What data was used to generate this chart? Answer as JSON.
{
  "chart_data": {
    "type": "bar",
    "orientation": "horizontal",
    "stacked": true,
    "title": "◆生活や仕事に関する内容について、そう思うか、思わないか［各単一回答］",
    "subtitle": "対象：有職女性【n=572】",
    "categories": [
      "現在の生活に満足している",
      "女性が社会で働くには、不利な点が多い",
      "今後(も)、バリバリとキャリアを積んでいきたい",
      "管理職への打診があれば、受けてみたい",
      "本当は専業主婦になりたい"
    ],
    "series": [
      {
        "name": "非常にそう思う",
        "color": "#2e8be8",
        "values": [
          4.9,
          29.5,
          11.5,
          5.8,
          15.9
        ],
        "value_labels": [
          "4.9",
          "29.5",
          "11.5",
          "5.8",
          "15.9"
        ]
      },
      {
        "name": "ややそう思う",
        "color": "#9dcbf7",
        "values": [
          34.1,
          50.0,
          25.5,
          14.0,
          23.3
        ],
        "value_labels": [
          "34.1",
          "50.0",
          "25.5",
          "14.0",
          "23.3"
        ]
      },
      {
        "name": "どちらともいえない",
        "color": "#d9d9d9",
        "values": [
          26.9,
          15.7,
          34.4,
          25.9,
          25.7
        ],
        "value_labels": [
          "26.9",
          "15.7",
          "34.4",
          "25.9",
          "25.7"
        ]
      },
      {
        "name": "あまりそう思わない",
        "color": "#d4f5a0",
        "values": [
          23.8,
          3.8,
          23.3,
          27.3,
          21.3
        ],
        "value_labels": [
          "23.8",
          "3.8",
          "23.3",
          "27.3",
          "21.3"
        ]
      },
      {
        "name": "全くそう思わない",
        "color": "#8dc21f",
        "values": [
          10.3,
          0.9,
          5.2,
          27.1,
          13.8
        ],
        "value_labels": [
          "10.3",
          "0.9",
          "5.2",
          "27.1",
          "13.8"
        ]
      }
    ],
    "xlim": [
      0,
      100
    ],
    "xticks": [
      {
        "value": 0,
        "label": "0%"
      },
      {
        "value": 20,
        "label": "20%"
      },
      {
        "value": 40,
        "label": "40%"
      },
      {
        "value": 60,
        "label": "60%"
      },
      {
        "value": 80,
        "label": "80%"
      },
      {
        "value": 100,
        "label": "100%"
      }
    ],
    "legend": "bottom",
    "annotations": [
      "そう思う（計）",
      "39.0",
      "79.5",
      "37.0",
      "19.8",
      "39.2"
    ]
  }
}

::::::::::

## Your objective
Give the data again, exactly as it stands.

## Expected answer
What data was used to generate this chart? Answer as JSON.
{
  "chart_data": {
    "type": "bar",
    "orientation": "horizontal",
    "stacked": true,
    "title": "◆生活や仕事に関する内容について、そう思うか、思わないか［各単一回答］",
    "subtitle": "対象：有職女性【n=572】",
    "categories": [
      "現在の生活に満足している",
      "女性が社会で働くには、不利な点が多い",
      "今後(も)、バリバリとキャリアを積んでいきたい",
      "管理職への打診があれば、受けてみたい",
      "本当は専業主婦になりたい"
    ],
    "series": [
      {
        "name": "非常にそう思う",
        "color": "#2e8be8",
        "values": [
          4.9,
          29.5,
          11.5,
          5.8,
          15.9
        ],
        "value_labels": [
          "4.9",
          "29.5",
          "11.5",
          "5.8",
          "15.9"
        ]
      },
      {
        "name": "ややそう思う",
        "color": "#9dcbf7",
        "values": [
          34.1,
          50.0,
          25.5,
          14.0,
          23.3
        ],
        "value_labels": [
          "34.1",
          "50.0",
          "25.5",
          "14.0",
          "23.3"
        ]
      },
      {
        "name": "どちらともいえない",
        "color": "#d9d9d9",
        "values": [
          26.9,
          15.7,
          34.4,
          25.9,
          25.7
        ],
        "value_labels": [
          "26.9",
          "15.7",
          "34.4",
          "25.9",
          "25.7"
        ]
      },
      {
        "name": "あまりそう思わない",
        "color": "#d4f5a0",
        "values": [
          23.8,
          3.8,
          23.3,
          27.3,
          21.3
        ],
        "value_labels": [
          "23.8",
          "3.8",
          "23.3",
          "27.3",
          "21.3"
        ]
      },
      {
        "name": "全くそう思わない",
        "color": "#8dc21f",
        "values": [
          10.3,
          0.9,
          5.2,
          27.1,
          13.8
        ],
        "value_labels": [
          "10.3",
          "0.9",
          "5.2",
          "27.1",
          "13.8"
        ]
      }
    ],
    "xlim": [
      0,
      100
    ],
    "xticks": [
      {
        "value": 0,
        "label": "0%"
      },
      {
        "value": 20,
        "label": "20%"
      },
      {
        "value": 40,
        "label": "40%"
      },
      {
        "value": 60,
        "label": "60%"
      },
      {
        "value": 80,
        "label": "80%"
      },
      {
        "value": 100,
        "label": "100%"
      }
    ],
    "legend": "bottom",
    "annotations": [
      "そう思う（計）",
      "39.0",
      "79.5",
      "37.0",
      "19.8",
      "39.2"
    ]
  }
}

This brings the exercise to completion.